- [SET PROBLEM]:
Work out how many lines have "xlabel" in them. Give only that number.
# start of SUPPLIED RECORDS
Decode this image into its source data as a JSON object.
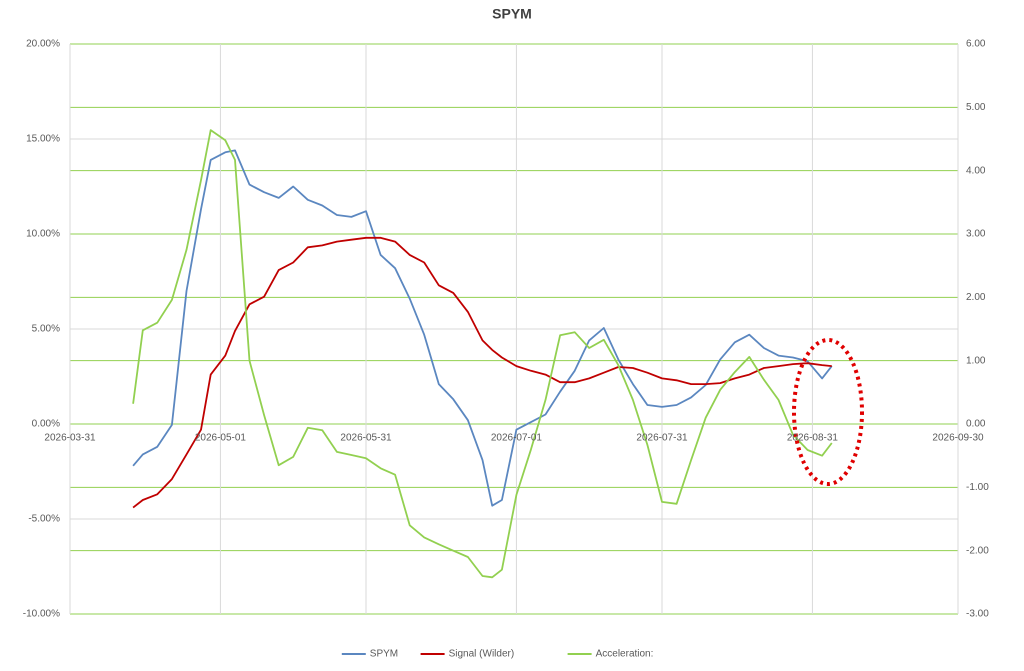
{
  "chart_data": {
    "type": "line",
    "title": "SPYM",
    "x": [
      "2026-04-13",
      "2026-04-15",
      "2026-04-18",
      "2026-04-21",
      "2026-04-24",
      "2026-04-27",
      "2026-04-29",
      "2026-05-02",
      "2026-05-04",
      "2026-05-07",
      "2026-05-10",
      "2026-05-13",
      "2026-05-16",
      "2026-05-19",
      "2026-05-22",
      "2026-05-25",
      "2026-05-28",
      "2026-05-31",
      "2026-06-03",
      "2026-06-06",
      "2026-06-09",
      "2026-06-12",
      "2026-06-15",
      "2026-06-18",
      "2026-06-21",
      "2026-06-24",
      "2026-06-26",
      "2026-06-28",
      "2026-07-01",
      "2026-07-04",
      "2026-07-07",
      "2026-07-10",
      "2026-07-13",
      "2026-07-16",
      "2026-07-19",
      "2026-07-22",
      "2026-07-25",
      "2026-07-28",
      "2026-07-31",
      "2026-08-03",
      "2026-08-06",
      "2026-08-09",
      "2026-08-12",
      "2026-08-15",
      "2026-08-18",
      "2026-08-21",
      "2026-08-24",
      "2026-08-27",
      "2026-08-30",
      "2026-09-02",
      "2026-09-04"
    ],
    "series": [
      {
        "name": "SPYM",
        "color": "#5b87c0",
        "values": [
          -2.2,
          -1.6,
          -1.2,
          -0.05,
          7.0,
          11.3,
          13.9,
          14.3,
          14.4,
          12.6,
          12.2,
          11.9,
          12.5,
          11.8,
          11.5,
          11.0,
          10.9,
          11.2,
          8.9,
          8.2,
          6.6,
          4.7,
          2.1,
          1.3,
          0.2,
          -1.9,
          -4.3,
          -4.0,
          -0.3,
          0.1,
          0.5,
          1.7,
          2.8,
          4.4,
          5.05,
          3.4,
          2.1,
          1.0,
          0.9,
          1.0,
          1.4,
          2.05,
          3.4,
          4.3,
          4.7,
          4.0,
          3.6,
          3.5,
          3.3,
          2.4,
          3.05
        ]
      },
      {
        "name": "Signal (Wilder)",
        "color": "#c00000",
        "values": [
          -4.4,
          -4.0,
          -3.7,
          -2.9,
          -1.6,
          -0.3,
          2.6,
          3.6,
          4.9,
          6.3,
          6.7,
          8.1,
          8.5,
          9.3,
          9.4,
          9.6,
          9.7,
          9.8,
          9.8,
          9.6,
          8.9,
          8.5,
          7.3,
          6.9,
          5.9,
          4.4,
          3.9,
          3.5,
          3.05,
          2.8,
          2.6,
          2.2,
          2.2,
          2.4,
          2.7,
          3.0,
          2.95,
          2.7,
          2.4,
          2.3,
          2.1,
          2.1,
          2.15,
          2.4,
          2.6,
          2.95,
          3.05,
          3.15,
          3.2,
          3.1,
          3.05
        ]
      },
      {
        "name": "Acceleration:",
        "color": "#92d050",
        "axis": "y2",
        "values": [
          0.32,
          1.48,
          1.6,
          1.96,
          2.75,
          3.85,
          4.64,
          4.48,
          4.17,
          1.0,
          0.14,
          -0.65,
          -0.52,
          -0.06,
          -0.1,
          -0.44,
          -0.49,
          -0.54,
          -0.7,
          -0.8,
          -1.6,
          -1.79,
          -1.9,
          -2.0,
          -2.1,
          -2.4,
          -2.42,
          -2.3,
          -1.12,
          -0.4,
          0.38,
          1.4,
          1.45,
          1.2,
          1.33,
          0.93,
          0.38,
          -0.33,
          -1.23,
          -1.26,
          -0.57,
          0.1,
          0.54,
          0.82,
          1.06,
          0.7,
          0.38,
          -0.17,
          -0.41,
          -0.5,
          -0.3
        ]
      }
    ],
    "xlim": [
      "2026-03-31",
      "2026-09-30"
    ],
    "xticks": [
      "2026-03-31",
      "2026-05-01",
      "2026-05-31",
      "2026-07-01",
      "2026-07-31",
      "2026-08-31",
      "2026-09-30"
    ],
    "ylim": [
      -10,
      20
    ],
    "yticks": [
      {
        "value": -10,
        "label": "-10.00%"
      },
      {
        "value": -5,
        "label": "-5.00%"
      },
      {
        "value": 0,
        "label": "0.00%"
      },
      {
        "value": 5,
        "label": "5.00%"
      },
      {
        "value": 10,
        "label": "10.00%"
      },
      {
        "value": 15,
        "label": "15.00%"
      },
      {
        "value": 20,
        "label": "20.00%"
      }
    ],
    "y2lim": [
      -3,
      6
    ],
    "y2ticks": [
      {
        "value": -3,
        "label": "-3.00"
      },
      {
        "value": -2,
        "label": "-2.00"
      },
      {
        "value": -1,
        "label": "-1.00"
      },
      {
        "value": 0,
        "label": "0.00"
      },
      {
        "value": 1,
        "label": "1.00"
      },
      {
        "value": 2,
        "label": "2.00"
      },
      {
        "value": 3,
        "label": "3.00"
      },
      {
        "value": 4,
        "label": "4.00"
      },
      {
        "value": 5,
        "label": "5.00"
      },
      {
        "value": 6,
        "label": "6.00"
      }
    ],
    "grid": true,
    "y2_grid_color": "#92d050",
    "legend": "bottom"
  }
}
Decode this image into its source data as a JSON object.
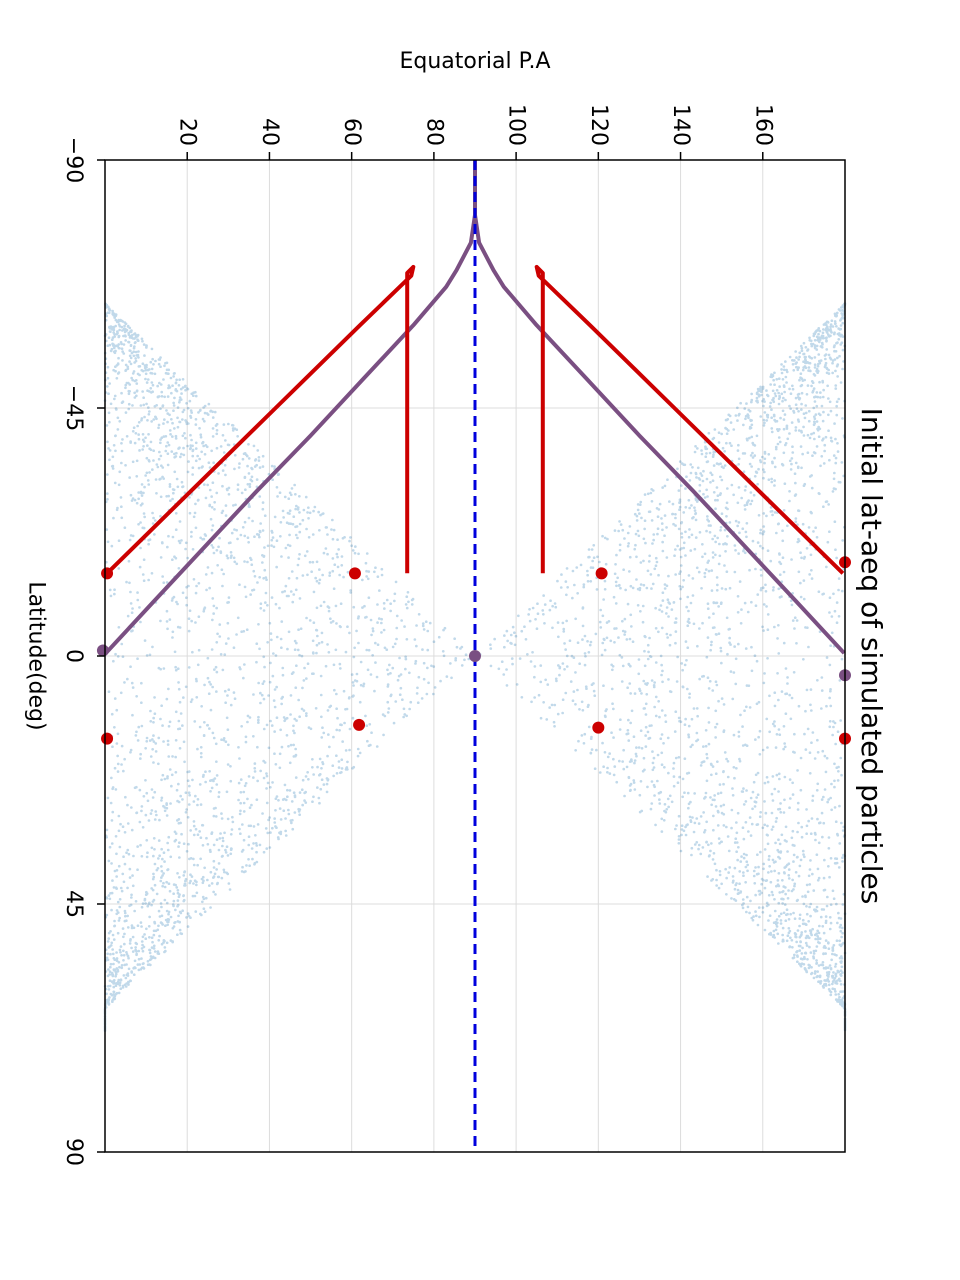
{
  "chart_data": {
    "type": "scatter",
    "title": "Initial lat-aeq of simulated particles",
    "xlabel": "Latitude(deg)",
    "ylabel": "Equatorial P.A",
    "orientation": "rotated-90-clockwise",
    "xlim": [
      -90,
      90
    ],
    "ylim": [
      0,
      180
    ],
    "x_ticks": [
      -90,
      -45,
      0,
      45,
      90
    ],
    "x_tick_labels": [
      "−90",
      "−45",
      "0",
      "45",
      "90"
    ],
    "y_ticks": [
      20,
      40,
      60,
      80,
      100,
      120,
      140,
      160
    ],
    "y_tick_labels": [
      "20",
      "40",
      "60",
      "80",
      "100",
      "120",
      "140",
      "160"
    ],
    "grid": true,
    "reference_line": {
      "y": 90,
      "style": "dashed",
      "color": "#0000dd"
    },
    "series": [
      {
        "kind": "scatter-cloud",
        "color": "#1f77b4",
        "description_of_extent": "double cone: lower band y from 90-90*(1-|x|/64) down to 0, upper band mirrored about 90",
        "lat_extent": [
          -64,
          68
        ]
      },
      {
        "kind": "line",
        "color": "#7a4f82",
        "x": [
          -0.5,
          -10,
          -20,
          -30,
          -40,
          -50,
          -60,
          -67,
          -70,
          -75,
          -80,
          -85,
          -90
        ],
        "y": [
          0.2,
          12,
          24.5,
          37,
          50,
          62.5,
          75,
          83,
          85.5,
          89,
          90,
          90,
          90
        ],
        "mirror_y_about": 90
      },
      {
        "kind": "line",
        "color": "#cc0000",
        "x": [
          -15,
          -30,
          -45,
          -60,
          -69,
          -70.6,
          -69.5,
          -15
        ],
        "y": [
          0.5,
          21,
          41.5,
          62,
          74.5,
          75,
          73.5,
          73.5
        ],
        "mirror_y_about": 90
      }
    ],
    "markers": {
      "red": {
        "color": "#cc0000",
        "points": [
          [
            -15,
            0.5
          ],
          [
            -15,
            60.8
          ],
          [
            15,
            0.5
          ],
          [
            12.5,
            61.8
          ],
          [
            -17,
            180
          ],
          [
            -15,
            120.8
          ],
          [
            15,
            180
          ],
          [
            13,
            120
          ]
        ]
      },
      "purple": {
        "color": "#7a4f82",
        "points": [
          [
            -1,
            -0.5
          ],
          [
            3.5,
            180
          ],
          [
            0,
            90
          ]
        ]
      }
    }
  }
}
# end of SUPPLIED RECORDS
# start of SUPPLIED RECORDS
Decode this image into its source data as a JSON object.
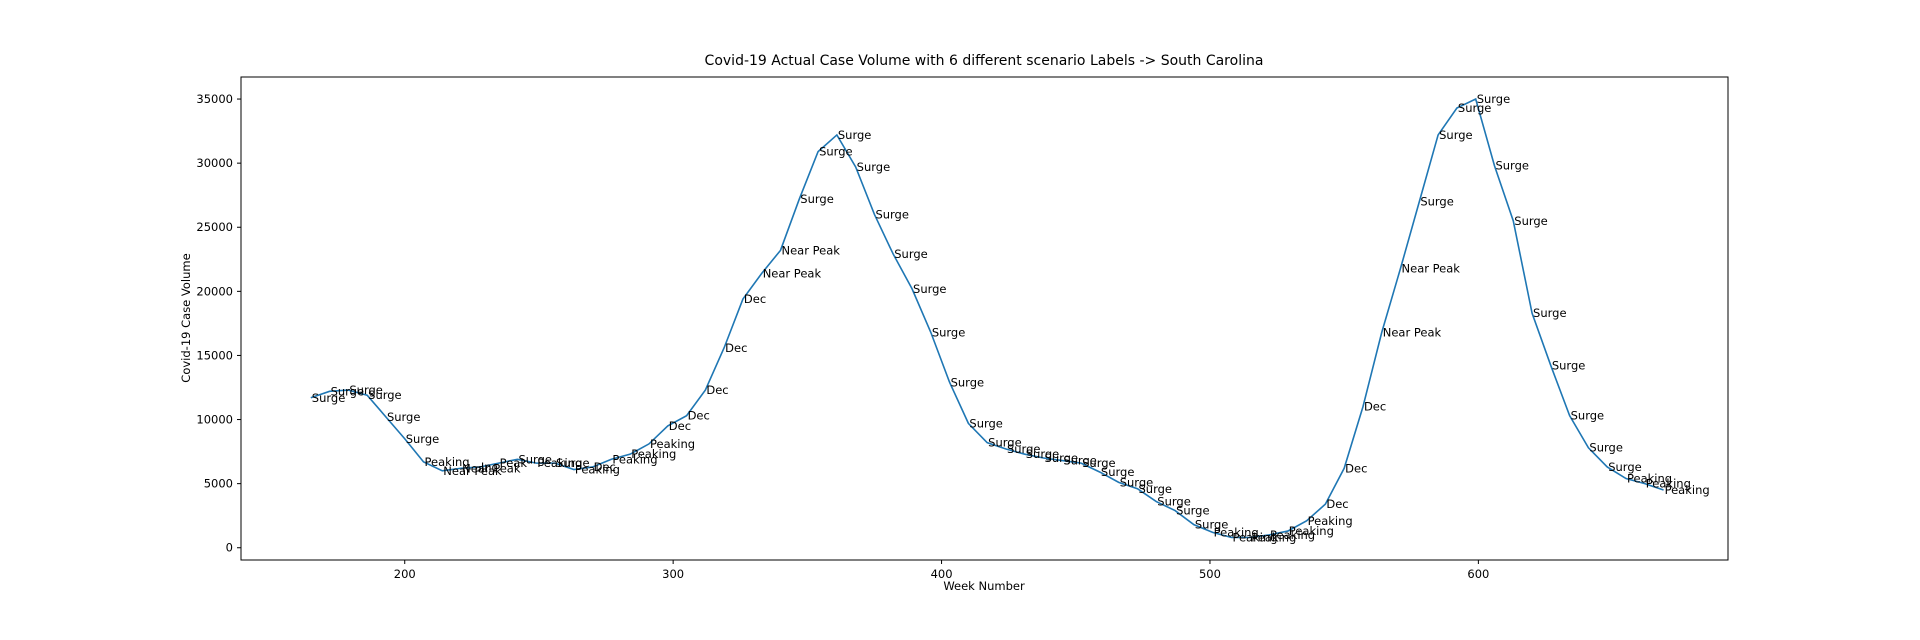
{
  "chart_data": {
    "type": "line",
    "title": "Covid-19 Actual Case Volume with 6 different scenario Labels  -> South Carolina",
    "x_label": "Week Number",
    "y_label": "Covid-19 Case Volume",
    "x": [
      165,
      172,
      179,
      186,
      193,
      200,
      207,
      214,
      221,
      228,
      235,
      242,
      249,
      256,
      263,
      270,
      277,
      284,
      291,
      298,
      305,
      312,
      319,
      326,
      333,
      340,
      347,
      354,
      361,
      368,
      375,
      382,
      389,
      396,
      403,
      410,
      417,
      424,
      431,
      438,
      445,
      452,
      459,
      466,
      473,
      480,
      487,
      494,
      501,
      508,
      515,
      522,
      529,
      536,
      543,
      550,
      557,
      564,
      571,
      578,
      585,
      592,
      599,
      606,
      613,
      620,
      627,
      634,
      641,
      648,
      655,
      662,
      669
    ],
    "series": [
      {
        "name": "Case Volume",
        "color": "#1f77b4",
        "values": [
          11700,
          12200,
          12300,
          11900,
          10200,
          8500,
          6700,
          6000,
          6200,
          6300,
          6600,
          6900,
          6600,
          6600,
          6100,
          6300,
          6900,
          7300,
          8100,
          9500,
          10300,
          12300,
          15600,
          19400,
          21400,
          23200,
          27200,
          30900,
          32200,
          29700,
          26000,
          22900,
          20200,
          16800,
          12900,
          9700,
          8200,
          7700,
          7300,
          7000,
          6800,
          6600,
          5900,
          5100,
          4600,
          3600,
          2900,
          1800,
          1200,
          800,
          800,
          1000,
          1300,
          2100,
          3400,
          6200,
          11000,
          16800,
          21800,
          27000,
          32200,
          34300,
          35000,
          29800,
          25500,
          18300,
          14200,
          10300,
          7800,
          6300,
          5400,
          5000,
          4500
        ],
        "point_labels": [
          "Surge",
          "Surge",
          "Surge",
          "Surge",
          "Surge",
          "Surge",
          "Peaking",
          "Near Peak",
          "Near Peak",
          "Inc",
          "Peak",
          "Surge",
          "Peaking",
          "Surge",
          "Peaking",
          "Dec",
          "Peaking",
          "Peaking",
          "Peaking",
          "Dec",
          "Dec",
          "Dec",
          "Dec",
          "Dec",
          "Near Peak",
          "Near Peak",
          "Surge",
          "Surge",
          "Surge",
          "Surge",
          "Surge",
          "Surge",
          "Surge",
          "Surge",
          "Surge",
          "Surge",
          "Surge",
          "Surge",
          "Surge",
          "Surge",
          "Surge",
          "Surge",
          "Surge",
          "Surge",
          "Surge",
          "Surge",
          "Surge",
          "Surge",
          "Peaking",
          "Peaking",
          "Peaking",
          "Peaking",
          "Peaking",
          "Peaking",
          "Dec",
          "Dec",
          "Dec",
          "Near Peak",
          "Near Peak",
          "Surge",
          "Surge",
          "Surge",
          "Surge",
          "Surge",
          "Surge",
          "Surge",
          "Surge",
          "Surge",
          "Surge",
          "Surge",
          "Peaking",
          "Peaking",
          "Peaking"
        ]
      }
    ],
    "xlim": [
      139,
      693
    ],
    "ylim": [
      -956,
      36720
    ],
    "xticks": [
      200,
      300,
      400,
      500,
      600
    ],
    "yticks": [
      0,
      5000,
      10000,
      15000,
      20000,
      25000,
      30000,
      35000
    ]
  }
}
# end of SUPPLIED RECORDS
# start of SUPPLIED RECORDS
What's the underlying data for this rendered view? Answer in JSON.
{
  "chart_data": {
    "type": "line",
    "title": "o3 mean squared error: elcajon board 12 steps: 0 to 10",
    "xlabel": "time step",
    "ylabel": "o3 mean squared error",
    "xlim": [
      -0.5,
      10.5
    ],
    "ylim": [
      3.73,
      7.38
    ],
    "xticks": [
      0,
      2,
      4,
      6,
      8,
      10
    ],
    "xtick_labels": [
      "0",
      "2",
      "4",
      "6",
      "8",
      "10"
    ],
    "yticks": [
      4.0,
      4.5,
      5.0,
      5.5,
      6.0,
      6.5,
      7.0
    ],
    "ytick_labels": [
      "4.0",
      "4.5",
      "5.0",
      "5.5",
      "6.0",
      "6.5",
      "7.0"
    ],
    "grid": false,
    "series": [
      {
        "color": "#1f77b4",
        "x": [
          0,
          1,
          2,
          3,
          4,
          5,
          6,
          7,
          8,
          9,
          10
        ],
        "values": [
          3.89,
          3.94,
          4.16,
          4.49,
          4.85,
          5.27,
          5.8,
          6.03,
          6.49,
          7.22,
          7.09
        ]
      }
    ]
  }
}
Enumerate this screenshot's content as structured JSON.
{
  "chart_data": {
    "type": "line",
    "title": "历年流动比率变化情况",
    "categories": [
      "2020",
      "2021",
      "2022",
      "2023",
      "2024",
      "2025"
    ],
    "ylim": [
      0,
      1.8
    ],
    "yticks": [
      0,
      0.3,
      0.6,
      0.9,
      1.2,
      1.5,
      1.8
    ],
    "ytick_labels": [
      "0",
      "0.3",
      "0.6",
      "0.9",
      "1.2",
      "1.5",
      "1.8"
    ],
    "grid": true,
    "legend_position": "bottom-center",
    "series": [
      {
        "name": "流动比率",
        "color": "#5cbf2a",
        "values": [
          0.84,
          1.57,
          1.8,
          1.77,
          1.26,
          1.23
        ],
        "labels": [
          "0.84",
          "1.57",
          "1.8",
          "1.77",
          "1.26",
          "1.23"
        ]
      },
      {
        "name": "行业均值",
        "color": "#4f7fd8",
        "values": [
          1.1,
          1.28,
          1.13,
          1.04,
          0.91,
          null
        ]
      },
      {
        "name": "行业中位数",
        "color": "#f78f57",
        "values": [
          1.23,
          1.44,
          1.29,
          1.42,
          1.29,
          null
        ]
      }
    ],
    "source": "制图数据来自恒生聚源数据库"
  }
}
# end of SUPPLIED RECORDS
- [CORRECT RESPONSE]:
2